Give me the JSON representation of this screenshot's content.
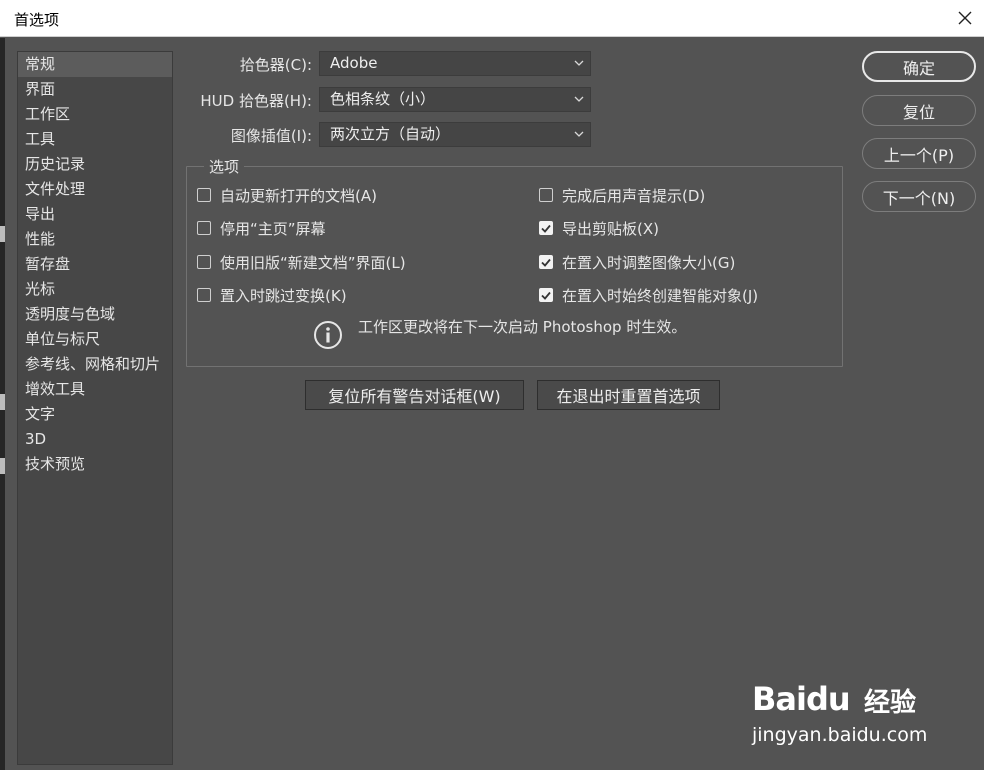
{
  "window": {
    "title": "首选项"
  },
  "sidebar": {
    "items": [
      {
        "label": "常规",
        "active": true
      },
      {
        "label": "界面"
      },
      {
        "label": "工作区"
      },
      {
        "label": "工具"
      },
      {
        "label": "历史记录"
      },
      {
        "label": "文件处理"
      },
      {
        "label": "导出"
      },
      {
        "label": "性能"
      },
      {
        "label": "暂存盘"
      },
      {
        "label": "光标"
      },
      {
        "label": "透明度与色域"
      },
      {
        "label": "单位与标尺"
      },
      {
        "label": "参考线、网格和切片"
      },
      {
        "label": "增效工具"
      },
      {
        "label": "文字"
      },
      {
        "label": "3D"
      },
      {
        "label": "技术预览"
      }
    ]
  },
  "fields": {
    "color_picker": {
      "label": "拾色器(C):",
      "value": "Adobe"
    },
    "hud_color_picker": {
      "label": "HUD 拾色器(H):",
      "value": "色相条纹（小）"
    },
    "image_interpolation": {
      "label": "图像插值(I):",
      "value": "两次立方（自动）"
    }
  },
  "options": {
    "legend": "选项",
    "checkboxes": [
      {
        "label": "自动更新打开的文档(A)",
        "checked": false
      },
      {
        "label": "完成后用声音提示(D)",
        "checked": false
      },
      {
        "label": "停用“主页”屏幕",
        "checked": false
      },
      {
        "label": "导出剪贴板(X)",
        "checked": true
      },
      {
        "label": "使用旧版“新建文档”界面(L)",
        "checked": false
      },
      {
        "label": "在置入时调整图像大小(G)",
        "checked": true
      },
      {
        "label": "置入时跳过变换(K)",
        "checked": false
      },
      {
        "label": "在置入时始终创建智能对象(J)",
        "checked": true
      }
    ],
    "info": "工作区更改将在下一次启动 Photoshop 时生效。"
  },
  "actions": {
    "reset_warnings": "复位所有警告对话框(W)",
    "reset_on_quit": "在退出时重置首选项"
  },
  "side_buttons": {
    "ok": "确定",
    "reset": "复位",
    "prev": "上一个(P)",
    "next": "下一个(N)"
  },
  "watermark": {
    "brand": "Baidu",
    "cn": "经验",
    "url": "jingyan.baidu.com"
  },
  "colors": {
    "background": "#535353",
    "panel": "#474747",
    "text": "#e6e6e6"
  }
}
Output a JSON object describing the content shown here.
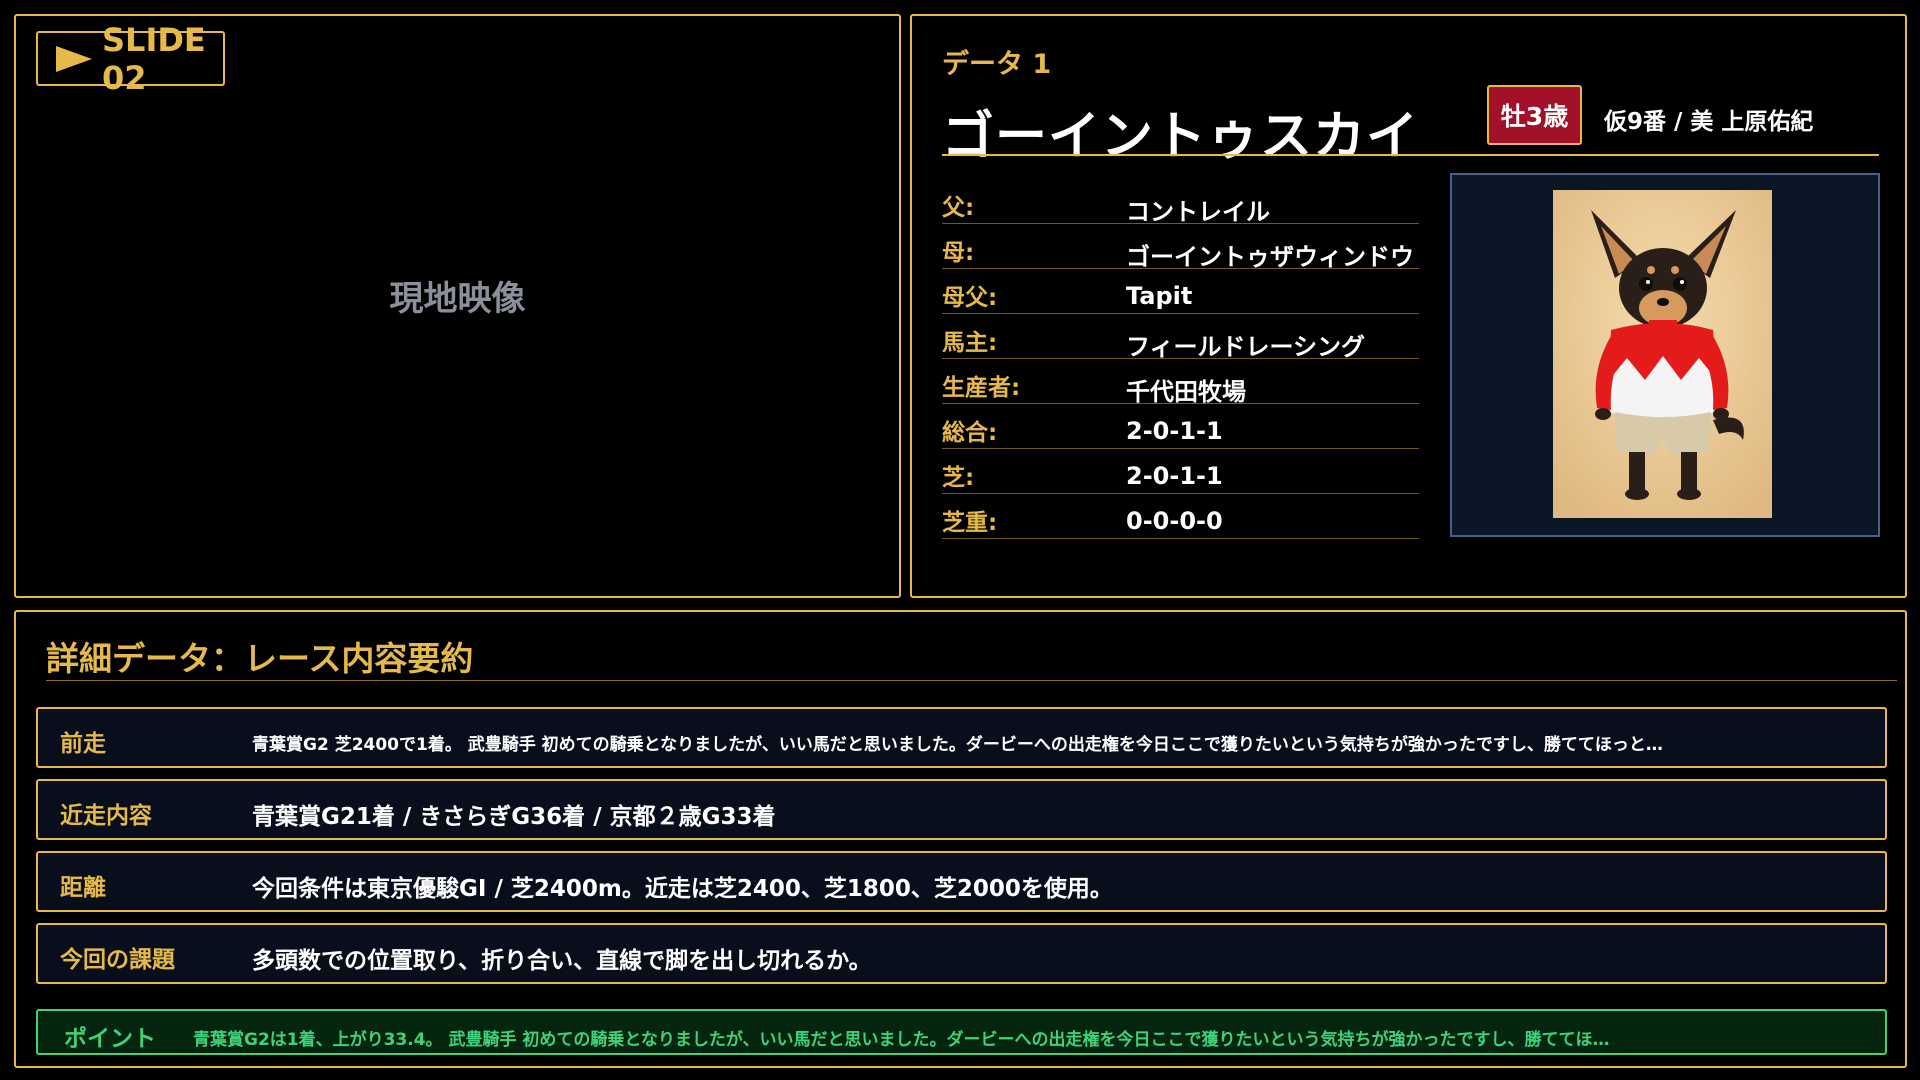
{
  "video_panel": {
    "slide_label": "SLIDE 02",
    "placeholder": "現地映像"
  },
  "data_panel": {
    "data_label": "データ 1",
    "horse_name": "ゴーイントゥスカイ",
    "sex_age": "牡3歳",
    "gate_trainer": "仮9番 / 美 上原佑紀",
    "info": [
      {
        "key": "父:",
        "value": "コントレイル"
      },
      {
        "key": "母:",
        "value": "ゴーイントゥザウィンドウ"
      },
      {
        "key": "母父:",
        "value": "Tapit"
      },
      {
        "key": "馬主:",
        "value": "フィールドレーシング"
      },
      {
        "key": "生産者:",
        "value": "千代田牧場"
      },
      {
        "key": "総合:",
        "value": "2-0-1-1"
      },
      {
        "key": "芝:",
        "value": "2-0-1-1"
      },
      {
        "key": "芝重:",
        "value": "0-0-0-0"
      }
    ]
  },
  "detail": {
    "title": "詳細データ：レース内容要約",
    "rows": [
      {
        "label": "前走",
        "text": "青葉賞G2 芝2400で1着。 武豊騎手 初めての騎乗となりましたが、いい馬だと思いました。ダービーへの出走権を今日ここで獲りたいという気持ちが強かったですし、勝ててほっと…"
      },
      {
        "label": "近走内容",
        "text": "青葉賞G21着 / きさらぎG36着 / 京都２歳G33着"
      },
      {
        "label": "距離",
        "text": "今回条件は東京優駿GI / 芝2400m。近走は芝2400、芝1800、芝2000を使用。"
      },
      {
        "label": "今回の課題",
        "text": "多頭数での位置取り、折り合い、直線で脚を出し切れるか。"
      }
    ],
    "point_label": "ポイント",
    "point_text": "青葉賞G2は1着、上がり33.4。 武豊騎手 初めての騎乗となりましたが、いい馬だと思いました。ダービーへの出走権を今日ここで獲りたいという気持ちが強かったですし、勝ててほ…"
  },
  "colors": {
    "accent": "#e5b94a",
    "badge_red": "#a3102a",
    "point_green": "#3fd27a"
  }
}
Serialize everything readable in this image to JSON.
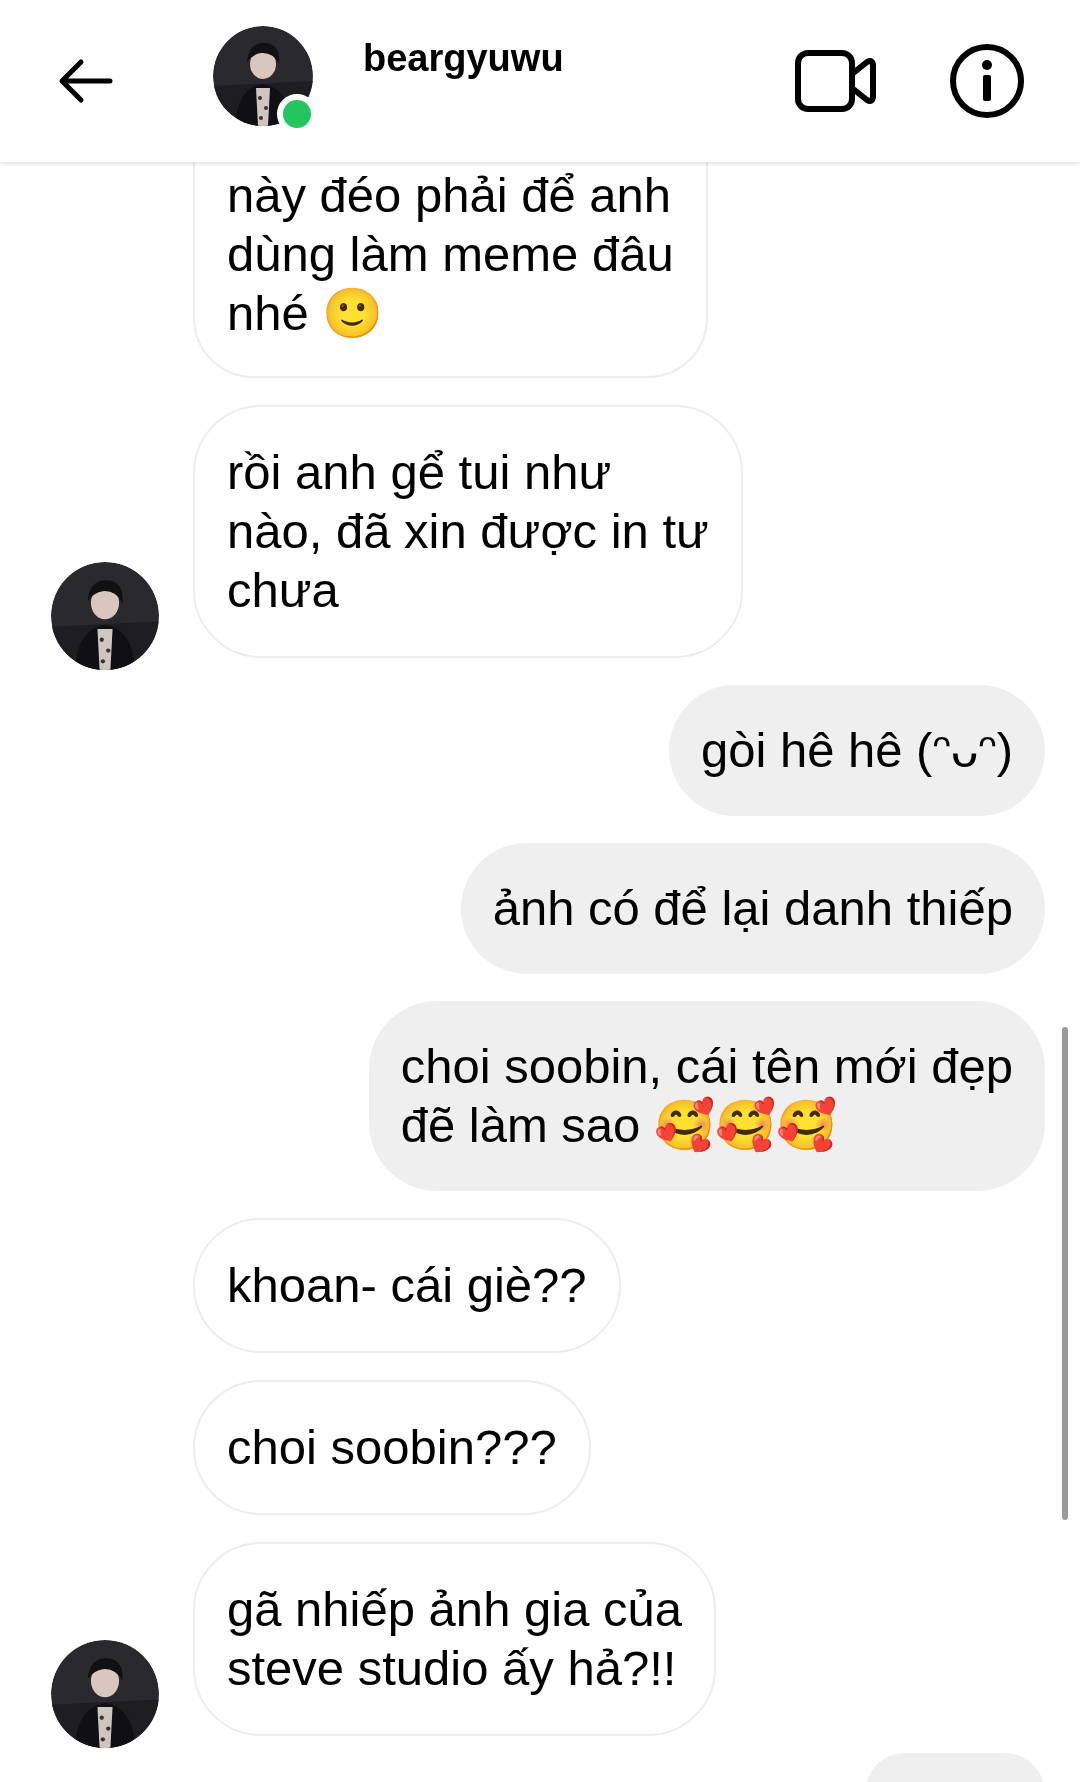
{
  "header": {
    "username": "beargyuwu",
    "online": true
  },
  "messages": [
    {
      "kind": "received",
      "clipped_top": true,
      "avatar": false,
      "lines": [
        "này đéo phải để anh",
        "dùng làm meme đâu",
        "nhé 🙂"
      ]
    },
    {
      "kind": "received",
      "clipped_top": false,
      "avatar": true,
      "lines": [
        "rồi anh gể tui như",
        "nào, đã xin được in tư",
        "chưa"
      ]
    },
    {
      "kind": "sent",
      "clipped_top": false,
      "lines": [
        "gòi hê hê (ᵔᴗᵔ)"
      ]
    },
    {
      "kind": "sent",
      "clipped_top": false,
      "lines": [
        "ảnh có để lại danh thiếp"
      ]
    },
    {
      "kind": "sent",
      "clipped_top": false,
      "lines": [
        "choi soobin, cái tên mới đẹp",
        "đẽ làm sao 🥰🥰🥰"
      ]
    },
    {
      "kind": "received",
      "clipped_top": false,
      "avatar": false,
      "lines": [
        "khoan- cái giè??"
      ]
    },
    {
      "kind": "received",
      "clipped_top": false,
      "avatar": false,
      "lines": [
        "choi soobin???"
      ]
    },
    {
      "kind": "received",
      "clipped_top": false,
      "avatar": true,
      "lines": [
        "gã nhiếp ảnh gia của",
        "steve studio ấy hả?!!"
      ]
    }
  ]
}
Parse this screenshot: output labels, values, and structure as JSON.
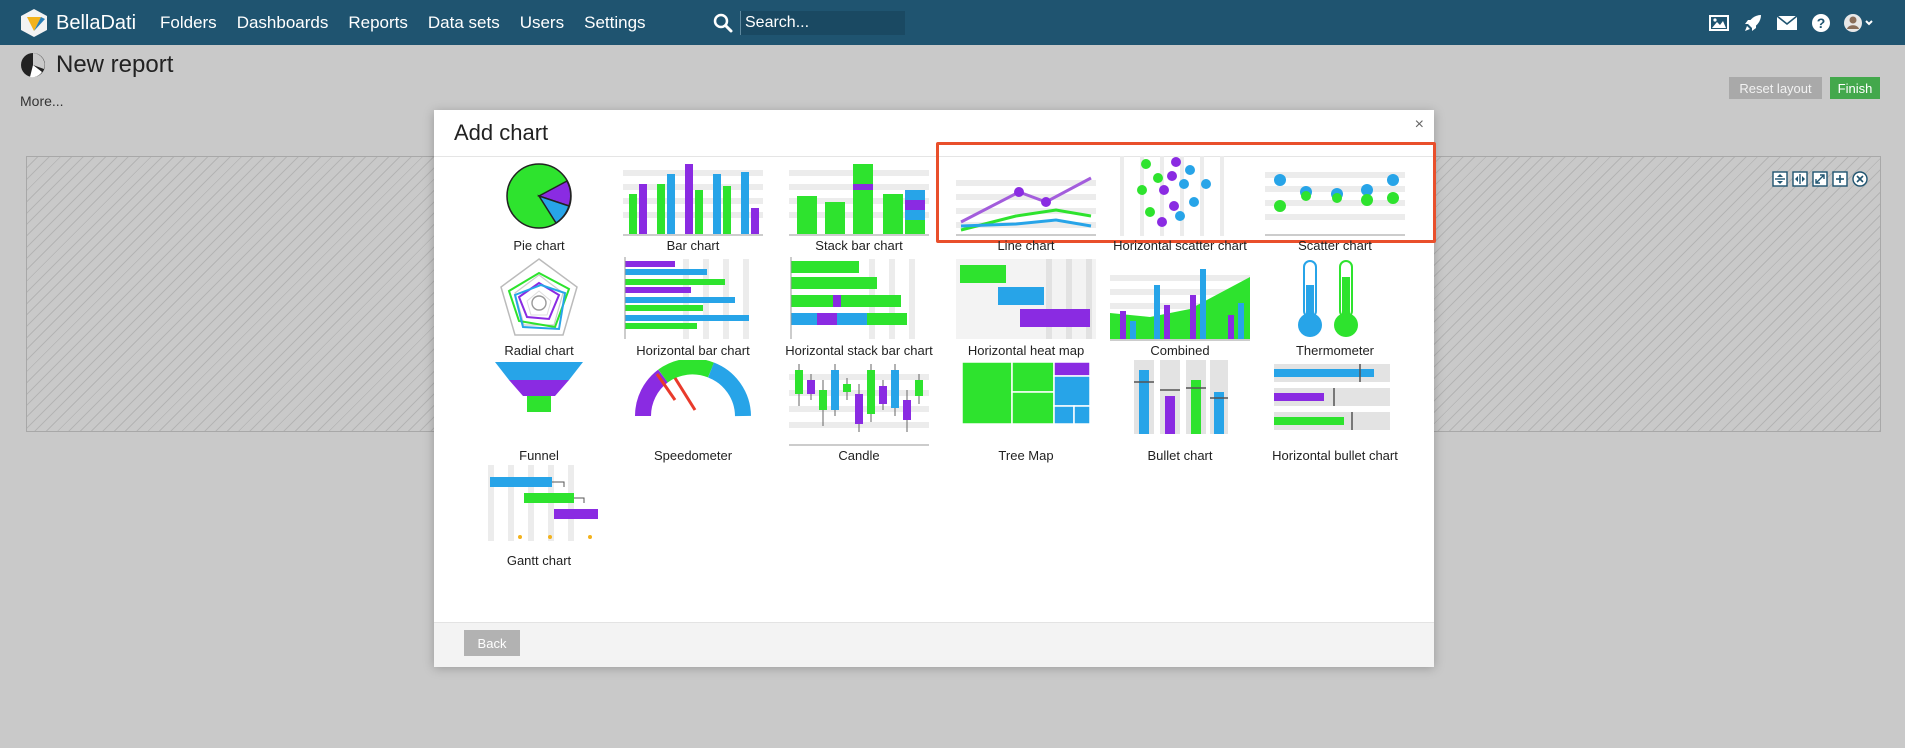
{
  "brand": {
    "name": "BellaDati"
  },
  "nav": {
    "items": [
      {
        "label": "Folders"
      },
      {
        "label": "Dashboards"
      },
      {
        "label": "Reports"
      },
      {
        "label": "Data sets"
      },
      {
        "label": "Users"
      },
      {
        "label": "Settings"
      }
    ]
  },
  "search": {
    "placeholder": "Search..."
  },
  "top_icons": [
    "image-icon",
    "rocket-icon",
    "mail-icon",
    "help-icon",
    "user-avatar-icon"
  ],
  "page": {
    "title": "New report",
    "more_link": "More...",
    "reset_label": "Reset layout",
    "finish_label": "Finish"
  },
  "modal": {
    "title": "Add chart",
    "close_glyph": "×",
    "back_label": "Back",
    "chart_types": [
      {
        "label": "Pie chart"
      },
      {
        "label": "Bar chart"
      },
      {
        "label": "Stack bar chart"
      },
      {
        "label": "Line chart"
      },
      {
        "label": "Horizontal scatter chart"
      },
      {
        "label": "Scatter chart"
      },
      {
        "label": "Radial chart"
      },
      {
        "label": "Horizontal bar chart"
      },
      {
        "label": "Horizontal stack bar chart"
      },
      {
        "label": "Horizontal heat map"
      },
      {
        "label": "Combined"
      },
      {
        "label": "Thermometer"
      },
      {
        "label": "Funnel"
      },
      {
        "label": "Speedometer"
      },
      {
        "label": "Candle"
      },
      {
        "label": "Tree Map"
      },
      {
        "label": "Bullet chart"
      },
      {
        "label": "Horizontal bullet chart"
      },
      {
        "label": "Gantt chart"
      }
    ]
  },
  "colors": {
    "topbar": "#1f5470",
    "green": "#2ee32e",
    "purple": "#8a2be2",
    "blue": "#27a4e8",
    "highlight": "#e94f2b",
    "finish": "#43a84c"
  }
}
____________________
GIVEN EXERCISE – Pick out every line holding the string "初めての騎乗となりましたが" and return it.

FULL ANSWER –
        "text": "青葉賞G2 芝2400で1着。 武豊騎手 初めての騎乗となりましたが、いい馬だと思いました。ダービーへの出走権を今日ここで獲りたいという気持ちが強かったですし、勝ててほっと…"
    "point_text": "青葉賞G2は1着、上がり33.4。 武豊騎手 初めての騎乗となりましたが、いい馬だと思いました。ダービーへの出走権を今日ここで獲りたいという気持ちが強かったですし、勝ててほ…"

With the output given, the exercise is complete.